▸ Исходный фрагмент:
───
У людей в толпе перехватило дыхание. «Он правда сказал “дерьмо”? На глазах у детей, которые пришли вместе с родителями, не говоря уж о прессе, Чарли Мангер только что сравнил интернет-акции с дерьмом?!» После этого выступления потребовалось некоторое время, чтобы встреча вернулась в обычное русло.

Аудитория продолжила задавать вопросы. Баффетт и Мангер слушали, периодически с шуршанием разворачивая конфеты Dilly Bars. Акционеры перешли к жалобам. Им не нравились цены акций[1079]. Одна женщина сказала, что собирается поступать в заочную школу, поскольку ее акций Berkshire теперь не хватает на оплату колледжа[1080]. Гейлорд Хансон из Санта-Барбары объявил, что он купил BRK в 1998 году, когда она была на максимуме из-за прошлых достижений Баффетта, и теперь он в плюсе только потому, что потерянные на Berkshire деньги компенсировал рост акций четырех технологических компаний[1081]. Он призвал Баффетта инвестировать хотя бы 10 % активов Berkshire в технологии, потому что «больше некуда». Он вопрошал: «У вас что, мозгов не осталось, чтобы выбрать хотя бы несколько подходящих компаний?»

Это было унизительно. Оглядев аудиторию, Баффетт понял, что некоторые из собравшихся впервые допустили мысль о том, что он их подводит. И если уж собственные акционеры ополчились против Уоррена, значит, его пятидесятилетние усилия ничего не стоили. Почтенный возраст внезапно перестал быть показателем опыта и превратился в признак старомодности. Кажется, инвесторы полагали, что Баффетт отстает от времени. В прессе его теперь называли стариком.
───
▸ Исходные данные:
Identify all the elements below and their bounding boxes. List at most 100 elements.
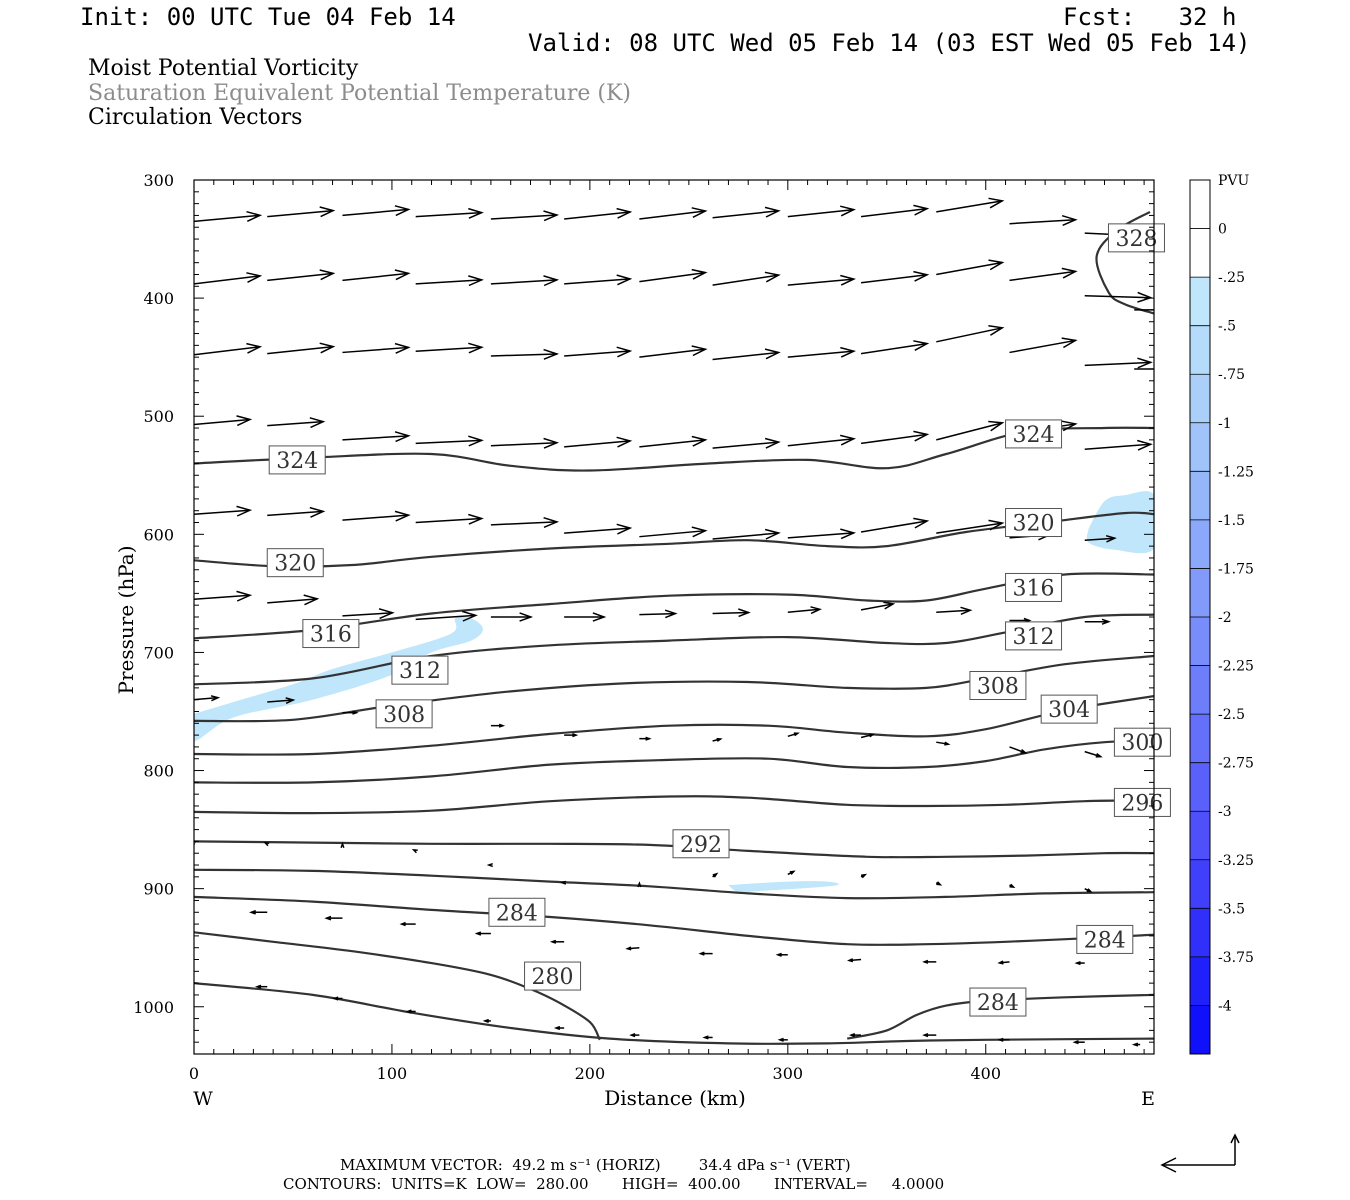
───
▸ Что сделать:
1. Какую долю активов Berkshire, согласно исходному фрагменту, Гейлорд Хансон призвал Баффетта вложить в технологии?
2. Процитируйте дословно отрывок из исходного фрагмента: начните с места, где стоят слова «Это было унизительно.», и остановитесь после слов «теперь называли стариком.».

▸ Ответы по порядку:
1. Хотя бы 10 % активов Berkshire.

2.
Это было унизительно. Оглядев аудиторию, Баффетт понял, что некоторые из собравшихся впервые допустили мысль о том, что он их подводит. И если уж собственные акционеры ополчились против Уоррена, значит, его пятидесятилетние усилия ничего не стоили. Почтенный возраст внезапно перестал быть показателем опыта и превратился в признак старомодности. Кажется, инвесторы полагали, что Баффетт отстает от времени. В прессе его теперь называли стариком.